Aim 1: From the text on platform access requirements, copy the passage that begins at the words containing "Certificate management automation" and ends with "(request metrics, tracing)".
** Start Document text **
Mattermost (Team Collaboration) - Chat and collaboration
Focalboard (Project Management) - Kanban boards and planning
ArgoCD (GitOps UI) - Deployment visualization
Jenkins (CI/CD UI) - Pipeline management
Grafana (Observability) - Metrics and dashboards
Harbor (Container Registry UI) - Image management
SonarQube (Code Quality) - Security and quality reports

Access Requirements:

Single entry point with consistent domain structure
TLS/SSL encryption for all services
Path-based or subdomain-based routing
Rate limiting and DDoS protection
Authentication integration (OIDC/OAuth2)
Certificate management automation
Load balancing across replicas
WebSocket support (Mattermost, ArgoCD, Jenkins)
Health check integration
Request/response logging for security auditing

Technical Constraints:

Must work across AWS, Azure, GCP, and on-premises environments
Should integrate with cert-manager for automated certificate provisioning
Must support both path-based (/backstage) and subdomain-based (backstage.fawkes.example.com) routing
Should minimize cloud provider lock-in
Must support learner environments with dynamic provisioning
Should provide observability (request metrics, tracing)
** End Document text **
** Start Input material **
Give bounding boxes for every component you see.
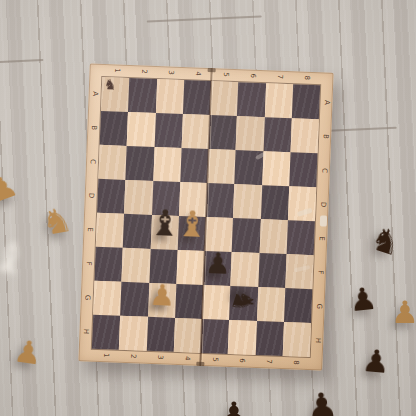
square-c5[interactable] xyxy=(207,149,236,184)
coordinate-label: D xyxy=(319,202,326,208)
square-f7[interactable] xyxy=(258,253,287,288)
square-g1[interactable] xyxy=(93,281,122,316)
square-g4[interactable] xyxy=(175,284,204,319)
square-c3[interactable] xyxy=(153,147,182,182)
square-g7[interactable] xyxy=(257,287,286,322)
coordinate-label: C xyxy=(88,159,95,164)
square-b7[interactable] xyxy=(263,117,292,152)
dark-pawn-right[interactable]: ♟ xyxy=(347,280,378,319)
coordinate-label: A xyxy=(91,91,98,96)
light-pawn-g3[interactable]: ♟ xyxy=(148,278,175,313)
square-b3[interactable] xyxy=(154,113,183,148)
square-f4[interactable] xyxy=(176,250,205,285)
square-h5[interactable] xyxy=(201,319,230,354)
coordinate-label: 4 xyxy=(183,356,190,361)
square-a7[interactable] xyxy=(264,83,293,118)
coordinate-label: 6 xyxy=(238,358,245,363)
square-h8[interactable] xyxy=(282,322,311,357)
square-f8[interactable] xyxy=(285,254,314,289)
coordinate-label: F xyxy=(85,261,92,265)
coordinate-label: H xyxy=(82,329,89,335)
square-a4[interactable] xyxy=(183,80,212,115)
coordinate-label: 2 xyxy=(140,69,147,74)
light-pawn-right-edge[interactable]: ♟ xyxy=(391,294,416,330)
square-e1[interactable] xyxy=(96,213,125,248)
square-b8[interactable] xyxy=(290,118,319,153)
square-h6[interactable] xyxy=(228,320,257,355)
square-h3[interactable] xyxy=(146,317,175,352)
coordinate-label: 3 xyxy=(156,355,163,360)
dark-pawn-f5[interactable]: ♟ xyxy=(204,246,231,281)
knight-stamp-icon: ♞ xyxy=(104,77,117,91)
square-a8[interactable] xyxy=(292,84,321,119)
square-e2[interactable] xyxy=(123,214,152,249)
square-a6[interactable] xyxy=(237,82,266,117)
square-b4[interactable] xyxy=(181,114,210,149)
dark-pawn-right-lower[interactable]: ♟ xyxy=(361,342,392,380)
square-a5[interactable] xyxy=(210,81,239,116)
square-d7[interactable] xyxy=(260,185,289,220)
hinge-notch-top xyxy=(208,68,216,72)
coordinate-label: 7 xyxy=(265,359,272,364)
square-h7[interactable] xyxy=(255,321,284,356)
coordinate-label: 8 xyxy=(303,75,310,80)
coordinate-label: G xyxy=(315,304,322,310)
square-b6[interactable] xyxy=(236,116,265,151)
coordinate-label: E xyxy=(86,227,93,232)
coordinate-label: 2 xyxy=(129,354,136,359)
coordinate-label: H xyxy=(314,338,321,344)
light-pawn-bottom-left[interactable]: ♟ xyxy=(12,332,45,372)
scuff-mark xyxy=(320,215,327,226)
chess-board: ♞ 1234567812345678ABCDEFGHABCDEFGH♝♝♟♟♞ xyxy=(78,63,333,370)
square-c4[interactable] xyxy=(180,148,209,183)
square-c2[interactable] xyxy=(126,146,155,181)
light-bishop-e4[interactable]: ♝ xyxy=(175,203,209,245)
square-h4[interactable] xyxy=(174,318,203,353)
coordinate-label: D xyxy=(87,193,94,199)
square-c7[interactable] xyxy=(262,151,291,186)
square-e6[interactable] xyxy=(232,218,261,253)
square-g8[interactable] xyxy=(284,288,313,323)
square-c1[interactable] xyxy=(98,145,127,180)
square-h2[interactable] xyxy=(119,316,148,351)
coordinate-label: 6 xyxy=(249,73,256,78)
square-f2[interactable] xyxy=(122,248,151,283)
coordinate-label: G xyxy=(83,295,90,301)
coordinate-label: B xyxy=(322,134,329,139)
coordinate-label: 4 xyxy=(194,71,201,76)
square-a3[interactable] xyxy=(155,79,184,114)
square-g2[interactable] xyxy=(120,282,149,317)
coordinate-label: C xyxy=(320,168,327,173)
square-c8[interactable] xyxy=(289,152,318,187)
square-e7[interactable] xyxy=(259,219,288,254)
coordinate-label: 1 xyxy=(113,68,120,73)
coordinate-label: 8 xyxy=(292,360,299,365)
dark-pawn-bottom-middle[interactable]: ♟ xyxy=(220,395,248,416)
coordinate-label: 1 xyxy=(102,353,109,358)
square-f1[interactable] xyxy=(94,247,123,282)
square-a1[interactable]: ♞ xyxy=(101,77,130,112)
square-d6[interactable] xyxy=(233,184,262,219)
square-d8[interactable] xyxy=(288,186,317,221)
coordinate-label: 5 xyxy=(211,357,218,362)
coordinate-label: 3 xyxy=(167,70,174,75)
coordinate-label: F xyxy=(316,270,323,274)
dark-pawn-bottom-right[interactable]: ♟ xyxy=(305,385,340,416)
square-e8[interactable] xyxy=(286,220,315,255)
square-b5[interactable] xyxy=(209,115,238,150)
coordinate-label: 5 xyxy=(222,72,229,77)
coordinate-label: B xyxy=(90,125,97,130)
square-a2[interactable] xyxy=(128,78,157,113)
square-d1[interactable] xyxy=(97,179,126,214)
square-b1[interactable] xyxy=(100,111,129,146)
square-d5[interactable] xyxy=(206,183,235,218)
scene: ♞ 1234567812345678ABCDEFGHABCDEFGH♝♝♟♟♞ … xyxy=(0,0,416,416)
square-b2[interactable] xyxy=(127,112,156,147)
square-h1[interactable] xyxy=(92,315,121,350)
coordinate-label: A xyxy=(323,100,330,105)
hinge-notch-bottom xyxy=(196,362,204,366)
coordinate-label: E xyxy=(318,236,325,241)
square-f6[interactable] xyxy=(231,252,260,287)
coordinate-label: 7 xyxy=(276,74,283,79)
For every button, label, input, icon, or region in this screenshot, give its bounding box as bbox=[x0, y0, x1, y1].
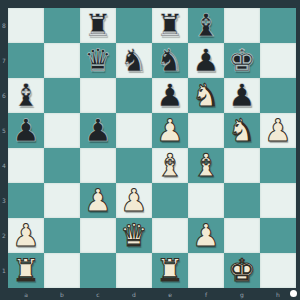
** End Input material **
Aim 2: Pick out each line of the records that contains the string "notch", with case counting.

Full output 1:
Certificate management automation
Load balancing across replicas
WebSocket support (Mattermost, ArgoCD, Jenkins)
Health check integration
Request/response logging for security auditing

Technical Constraints:

Must work across AWS, Azure, GCP, and on-premises environments
Should integrate with cert-manager for automated certificate provisioning
Must support both path-based (/backstage) and subdomain-based (backstage.fawkes.example.com) routing
Should minimize cloud provider lock-in
Must support learner environments with dynamic provisioning
Should provide observability (request metrics, tracing)

Full output 2:
hinge-notch-top xyxy=(208,68,216,72)
hinge-notch-bottom xyxy=(196,362,204,366)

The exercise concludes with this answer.